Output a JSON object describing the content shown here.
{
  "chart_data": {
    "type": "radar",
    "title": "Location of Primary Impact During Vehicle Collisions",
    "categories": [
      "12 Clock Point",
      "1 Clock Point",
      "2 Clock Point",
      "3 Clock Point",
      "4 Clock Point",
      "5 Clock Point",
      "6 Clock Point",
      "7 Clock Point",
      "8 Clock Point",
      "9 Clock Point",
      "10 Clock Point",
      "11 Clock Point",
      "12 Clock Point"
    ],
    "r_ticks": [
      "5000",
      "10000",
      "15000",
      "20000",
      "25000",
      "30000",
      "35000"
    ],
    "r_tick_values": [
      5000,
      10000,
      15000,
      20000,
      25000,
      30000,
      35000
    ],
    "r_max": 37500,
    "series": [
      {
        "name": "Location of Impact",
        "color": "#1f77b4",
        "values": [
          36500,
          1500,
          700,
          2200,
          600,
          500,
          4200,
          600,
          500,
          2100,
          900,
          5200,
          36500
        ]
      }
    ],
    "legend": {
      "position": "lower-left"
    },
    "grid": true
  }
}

> **Set exercise**
Extract each line of the material exactly as it stands.

> **Response**
Output a JSON object describing the content shown here.
{
  "chart_data": {
    "type": "radar",
    "title": "Location of Primary Impact During Vehicle Collisions",
    "categories": [
      "12 Clock Point",
      "1 Clock Point",
      "2 Clock Point",
      "3 Clock Point",
      "4 Clock Point",
      "5 Clock Point",
      "6 Clock Point",
      "7 Clock Point",
      "8 Clock Point",
      "9 Clock Point",
      "10 Clock Point",
      "11 Clock Point",
      "12 Clock Point"
    ],
    "r_ticks": [
      "5000",
      "10000",
      "15000",
      "20000",
      "25000",
      "30000",
      "35000"
    ],
    "r_tick_values": [
      5000,
      10000,
      15000,
      20000,
      25000,
      30000,
      35000
    ],
    "r_max": 37500,
    "series": [
      {
        "name": "Location of Impact",
        "color": "#1f77b4",
        "values": [
          36500,
          1500,
          700,
          2200,
          600,
          500,
          4200,
          600,
          500,
          2100,
          900,
          5200,
          36500
        ]
      }
    ],
    "legend": {
      "position": "lower-left"
    },
    "grid": true
  }
}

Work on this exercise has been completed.